- The input:
┄┄┄┄┄┄┄┄┄┄

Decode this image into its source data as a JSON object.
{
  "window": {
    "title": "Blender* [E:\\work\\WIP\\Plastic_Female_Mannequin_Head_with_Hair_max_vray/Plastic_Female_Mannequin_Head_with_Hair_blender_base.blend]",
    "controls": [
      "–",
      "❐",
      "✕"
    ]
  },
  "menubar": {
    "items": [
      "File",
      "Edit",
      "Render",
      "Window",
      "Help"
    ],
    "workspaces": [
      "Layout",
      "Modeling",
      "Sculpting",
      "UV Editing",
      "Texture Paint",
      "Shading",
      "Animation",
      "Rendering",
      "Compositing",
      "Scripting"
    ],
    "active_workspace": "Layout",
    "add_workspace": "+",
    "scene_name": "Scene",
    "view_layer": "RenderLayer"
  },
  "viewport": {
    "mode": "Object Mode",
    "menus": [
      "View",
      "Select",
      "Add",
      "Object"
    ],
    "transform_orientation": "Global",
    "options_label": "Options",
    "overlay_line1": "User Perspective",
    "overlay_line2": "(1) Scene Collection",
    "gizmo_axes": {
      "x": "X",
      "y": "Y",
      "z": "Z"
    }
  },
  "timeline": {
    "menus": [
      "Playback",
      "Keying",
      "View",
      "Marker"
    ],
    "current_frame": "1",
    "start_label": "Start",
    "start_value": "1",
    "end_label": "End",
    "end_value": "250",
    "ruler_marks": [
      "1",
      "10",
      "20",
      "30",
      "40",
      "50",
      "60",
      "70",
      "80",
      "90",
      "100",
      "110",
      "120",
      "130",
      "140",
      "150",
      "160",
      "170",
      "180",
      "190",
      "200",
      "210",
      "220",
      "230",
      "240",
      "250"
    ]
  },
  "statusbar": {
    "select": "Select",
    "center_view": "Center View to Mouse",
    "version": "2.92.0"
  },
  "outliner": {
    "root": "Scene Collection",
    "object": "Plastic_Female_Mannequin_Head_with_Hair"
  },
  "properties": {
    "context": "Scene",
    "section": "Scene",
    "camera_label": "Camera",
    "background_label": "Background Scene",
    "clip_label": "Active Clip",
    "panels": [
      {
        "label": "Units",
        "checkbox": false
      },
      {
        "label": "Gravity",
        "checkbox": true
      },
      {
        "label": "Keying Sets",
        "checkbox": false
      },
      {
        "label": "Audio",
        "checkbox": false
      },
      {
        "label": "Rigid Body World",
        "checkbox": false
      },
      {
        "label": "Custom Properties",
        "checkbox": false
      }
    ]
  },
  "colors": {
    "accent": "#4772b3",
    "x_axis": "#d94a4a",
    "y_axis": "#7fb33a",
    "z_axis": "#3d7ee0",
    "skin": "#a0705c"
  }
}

┄┄┄┄┄┄┄┄┄┄

- Stated goal: Your task is to output the full set of records exactly as presented.

- Full solution:
Decode this image into its source data as a JSON object.
{
  "window": {
    "title": "Blender* [E:\\work\\WIP\\Plastic_Female_Mannequin_Head_with_Hair_max_vray/Plastic_Female_Mannequin_Head_with_Hair_blender_base.blend]",
    "controls": [
      "–",
      "❐",
      "✕"
    ]
  },
  "menubar": {
    "items": [
      "File",
      "Edit",
      "Render",
      "Window",
      "Help"
    ],
    "workspaces": [
      "Layout",
      "Modeling",
      "Sculpting",
      "UV Editing",
      "Texture Paint",
      "Shading",
      "Animation",
      "Rendering",
      "Compositing",
      "Scripting"
    ],
    "active_workspace": "Layout",
    "add_workspace": "+",
    "scene_name": "Scene",
    "view_layer": "RenderLayer"
  },
  "viewport": {
    "mode": "Object Mode",
    "menus": [
      "View",
      "Select",
      "Add",
      "Object"
    ],
    "transform_orientation": "Global",
    "options_label": "Options",
    "overlay_line1": "User Perspective",
    "overlay_line2": "(1) Scene Collection",
    "gizmo_axes": {
      "x": "X",
      "y": "Y",
      "z": "Z"
    }
  },
  "timeline": {
    "menus": [
      "Playback",
      "Keying",
      "View",
      "Marker"
    ],
    "current_frame": "1",
    "start_label": "Start",
    "start_value": "1",
    "end_label": "End",
    "end_value": "250",
    "ruler_marks": [
      "1",
      "10",
      "20",
      "30",
      "40",
      "50",
      "60",
      "70",
      "80",
      "90",
      "100",
      "110",
      "120",
      "130",
      "140",
      "150",
      "160",
      "170",
      "180",
      "190",
      "200",
      "210",
      "220",
      "230",
      "240",
      "250"
    ]
  },
  "statusbar": {
    "select": "Select",
    "center_view": "Center View to Mouse",
    "version": "2.92.0"
  },
  "outliner": {
    "root": "Scene Collection",
    "object": "Plastic_Female_Mannequin_Head_with_Hair"
  },
  "properties": {
    "context": "Scene",
    "section": "Scene",
    "camera_label": "Camera",
    "background_label": "Background Scene",
    "clip_label": "Active Clip",
    "panels": [
      {
        "label": "Units",
        "checkbox": false
      },
      {
        "label": "Gravity",
        "checkbox": true
      },
      {
        "label": "Keying Sets",
        "checkbox": false
      },
      {
        "label": "Audio",
        "checkbox": false
      },
      {
        "label": "Rigid Body World",
        "checkbox": false
      },
      {
        "label": "Custom Properties",
        "checkbox": false
      }
    ]
  },
  "colors": {
    "accent": "#4772b3",
    "x_axis": "#d94a4a",
    "y_axis": "#7fb33a",
    "z_axis": "#3d7ee0",
    "skin": "#a0705c"
  }
}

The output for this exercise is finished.